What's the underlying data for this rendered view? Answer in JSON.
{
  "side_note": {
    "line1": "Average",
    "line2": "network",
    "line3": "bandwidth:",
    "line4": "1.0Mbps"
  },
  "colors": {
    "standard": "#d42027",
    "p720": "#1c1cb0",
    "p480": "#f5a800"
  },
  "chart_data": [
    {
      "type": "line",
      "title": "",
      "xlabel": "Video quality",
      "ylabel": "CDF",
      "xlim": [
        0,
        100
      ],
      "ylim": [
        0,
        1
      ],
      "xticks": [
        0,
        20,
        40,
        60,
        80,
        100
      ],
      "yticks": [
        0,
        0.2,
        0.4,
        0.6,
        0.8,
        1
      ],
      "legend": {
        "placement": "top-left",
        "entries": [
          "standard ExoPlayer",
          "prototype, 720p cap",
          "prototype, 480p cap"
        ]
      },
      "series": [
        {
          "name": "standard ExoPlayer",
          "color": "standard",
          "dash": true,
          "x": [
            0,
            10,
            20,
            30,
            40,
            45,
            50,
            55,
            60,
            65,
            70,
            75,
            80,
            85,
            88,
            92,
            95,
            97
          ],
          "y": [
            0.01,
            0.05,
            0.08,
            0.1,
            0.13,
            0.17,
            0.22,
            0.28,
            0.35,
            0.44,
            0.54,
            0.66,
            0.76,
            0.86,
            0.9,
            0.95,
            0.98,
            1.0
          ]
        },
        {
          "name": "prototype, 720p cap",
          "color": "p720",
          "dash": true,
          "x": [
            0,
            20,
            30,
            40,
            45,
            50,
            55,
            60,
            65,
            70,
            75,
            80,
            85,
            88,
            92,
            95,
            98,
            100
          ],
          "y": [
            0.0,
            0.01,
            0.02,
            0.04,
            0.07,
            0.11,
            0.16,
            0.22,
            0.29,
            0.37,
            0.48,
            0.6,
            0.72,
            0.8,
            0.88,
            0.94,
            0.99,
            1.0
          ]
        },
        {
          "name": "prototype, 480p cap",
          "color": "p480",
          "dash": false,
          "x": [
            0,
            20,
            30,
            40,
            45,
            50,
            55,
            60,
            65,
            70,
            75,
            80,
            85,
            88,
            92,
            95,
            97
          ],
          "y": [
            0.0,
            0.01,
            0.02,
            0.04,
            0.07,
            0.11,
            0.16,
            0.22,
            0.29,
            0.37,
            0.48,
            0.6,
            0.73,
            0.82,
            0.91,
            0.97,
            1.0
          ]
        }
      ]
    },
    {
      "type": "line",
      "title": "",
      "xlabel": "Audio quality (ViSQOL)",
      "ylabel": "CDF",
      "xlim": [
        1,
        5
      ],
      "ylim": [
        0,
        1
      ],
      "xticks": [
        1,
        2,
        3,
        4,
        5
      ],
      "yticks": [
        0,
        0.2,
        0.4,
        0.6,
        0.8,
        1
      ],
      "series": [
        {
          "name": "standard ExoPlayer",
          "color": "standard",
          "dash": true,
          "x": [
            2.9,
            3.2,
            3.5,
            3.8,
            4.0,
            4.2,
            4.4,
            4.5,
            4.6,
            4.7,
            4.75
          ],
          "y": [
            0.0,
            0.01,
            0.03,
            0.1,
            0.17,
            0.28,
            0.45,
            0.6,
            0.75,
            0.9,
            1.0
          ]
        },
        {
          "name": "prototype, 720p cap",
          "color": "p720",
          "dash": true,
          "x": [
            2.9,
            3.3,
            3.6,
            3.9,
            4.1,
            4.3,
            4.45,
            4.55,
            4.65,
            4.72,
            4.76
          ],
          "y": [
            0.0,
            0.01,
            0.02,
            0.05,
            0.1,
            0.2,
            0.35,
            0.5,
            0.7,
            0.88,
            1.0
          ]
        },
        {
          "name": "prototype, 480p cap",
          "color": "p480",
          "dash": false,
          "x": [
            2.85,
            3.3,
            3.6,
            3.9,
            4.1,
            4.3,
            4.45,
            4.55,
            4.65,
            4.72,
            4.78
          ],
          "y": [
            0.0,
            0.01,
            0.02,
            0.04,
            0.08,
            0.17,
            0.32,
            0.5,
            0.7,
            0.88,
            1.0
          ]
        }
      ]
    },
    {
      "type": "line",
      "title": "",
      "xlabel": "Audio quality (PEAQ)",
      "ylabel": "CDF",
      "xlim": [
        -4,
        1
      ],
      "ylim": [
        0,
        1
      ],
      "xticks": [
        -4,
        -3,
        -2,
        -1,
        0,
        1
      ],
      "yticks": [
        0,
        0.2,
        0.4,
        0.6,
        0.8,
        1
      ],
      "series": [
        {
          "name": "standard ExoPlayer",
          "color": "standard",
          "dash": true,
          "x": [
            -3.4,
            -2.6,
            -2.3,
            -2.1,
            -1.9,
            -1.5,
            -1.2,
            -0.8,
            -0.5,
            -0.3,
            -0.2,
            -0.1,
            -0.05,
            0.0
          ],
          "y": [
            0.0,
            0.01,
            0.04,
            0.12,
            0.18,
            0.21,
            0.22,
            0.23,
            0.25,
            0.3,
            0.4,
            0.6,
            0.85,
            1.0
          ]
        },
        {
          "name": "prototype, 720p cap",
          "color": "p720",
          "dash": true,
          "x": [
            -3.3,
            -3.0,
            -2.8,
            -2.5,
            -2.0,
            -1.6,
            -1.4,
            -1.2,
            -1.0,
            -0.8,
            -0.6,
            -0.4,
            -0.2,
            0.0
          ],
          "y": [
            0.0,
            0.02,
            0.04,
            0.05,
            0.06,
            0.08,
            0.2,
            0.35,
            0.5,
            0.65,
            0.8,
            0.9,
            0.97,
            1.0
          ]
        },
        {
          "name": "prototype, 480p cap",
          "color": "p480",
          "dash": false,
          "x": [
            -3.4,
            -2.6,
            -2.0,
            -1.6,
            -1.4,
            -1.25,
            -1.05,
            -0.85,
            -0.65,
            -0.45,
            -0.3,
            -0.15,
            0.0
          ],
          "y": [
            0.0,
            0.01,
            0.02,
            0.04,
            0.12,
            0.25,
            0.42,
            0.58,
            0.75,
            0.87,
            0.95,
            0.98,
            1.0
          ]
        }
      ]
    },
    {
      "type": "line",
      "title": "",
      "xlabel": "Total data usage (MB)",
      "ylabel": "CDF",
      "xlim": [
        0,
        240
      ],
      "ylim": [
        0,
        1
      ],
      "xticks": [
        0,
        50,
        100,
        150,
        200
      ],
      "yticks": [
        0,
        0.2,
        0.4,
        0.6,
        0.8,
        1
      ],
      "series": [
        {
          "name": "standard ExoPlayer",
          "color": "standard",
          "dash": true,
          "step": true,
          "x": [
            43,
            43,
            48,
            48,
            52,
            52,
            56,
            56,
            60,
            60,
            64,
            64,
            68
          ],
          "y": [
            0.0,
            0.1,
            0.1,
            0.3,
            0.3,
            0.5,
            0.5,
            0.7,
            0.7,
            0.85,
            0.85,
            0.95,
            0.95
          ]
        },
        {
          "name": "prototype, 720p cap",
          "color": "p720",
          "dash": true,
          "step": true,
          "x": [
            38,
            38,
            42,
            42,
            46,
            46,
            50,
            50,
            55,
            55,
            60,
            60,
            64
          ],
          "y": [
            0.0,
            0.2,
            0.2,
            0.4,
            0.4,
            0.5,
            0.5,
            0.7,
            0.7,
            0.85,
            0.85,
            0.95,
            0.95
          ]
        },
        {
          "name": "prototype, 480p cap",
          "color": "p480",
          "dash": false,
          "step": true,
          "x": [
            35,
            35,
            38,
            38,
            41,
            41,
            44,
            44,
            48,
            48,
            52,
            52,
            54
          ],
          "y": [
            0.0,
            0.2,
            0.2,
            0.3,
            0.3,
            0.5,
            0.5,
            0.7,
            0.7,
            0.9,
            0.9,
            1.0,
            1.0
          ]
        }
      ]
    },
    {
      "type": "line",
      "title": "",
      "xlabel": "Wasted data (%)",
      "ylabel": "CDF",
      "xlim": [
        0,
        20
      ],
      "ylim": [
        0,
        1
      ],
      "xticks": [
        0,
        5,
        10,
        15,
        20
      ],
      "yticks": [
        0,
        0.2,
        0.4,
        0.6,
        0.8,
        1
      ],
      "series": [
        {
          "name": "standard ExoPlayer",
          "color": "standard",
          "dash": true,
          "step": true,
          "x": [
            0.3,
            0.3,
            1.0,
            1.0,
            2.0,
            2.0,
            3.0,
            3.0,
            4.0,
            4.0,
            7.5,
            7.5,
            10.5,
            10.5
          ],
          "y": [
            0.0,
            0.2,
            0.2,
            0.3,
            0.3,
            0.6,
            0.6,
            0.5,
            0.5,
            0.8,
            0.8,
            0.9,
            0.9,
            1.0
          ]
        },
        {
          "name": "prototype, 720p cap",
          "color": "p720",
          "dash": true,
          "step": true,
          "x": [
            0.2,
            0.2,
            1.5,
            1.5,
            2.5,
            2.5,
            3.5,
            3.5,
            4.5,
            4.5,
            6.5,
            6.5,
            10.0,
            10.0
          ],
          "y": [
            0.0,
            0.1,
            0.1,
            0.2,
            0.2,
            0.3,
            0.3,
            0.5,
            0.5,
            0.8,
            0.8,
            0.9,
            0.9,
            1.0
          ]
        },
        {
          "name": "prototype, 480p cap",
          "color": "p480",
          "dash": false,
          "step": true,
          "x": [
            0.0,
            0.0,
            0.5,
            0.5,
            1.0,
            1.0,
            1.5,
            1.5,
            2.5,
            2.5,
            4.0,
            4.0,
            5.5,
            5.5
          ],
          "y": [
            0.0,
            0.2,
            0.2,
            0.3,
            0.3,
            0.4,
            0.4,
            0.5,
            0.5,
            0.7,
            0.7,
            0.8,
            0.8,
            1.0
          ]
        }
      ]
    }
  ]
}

▶ **Set task**
Identify each line in the records above containing the word "Audio"; copy those lines.

▶ **Answer to this task**
      "xlabel": "Audio quality (ViSQOL)",
      "xlabel": "Audio quality (PEAQ)",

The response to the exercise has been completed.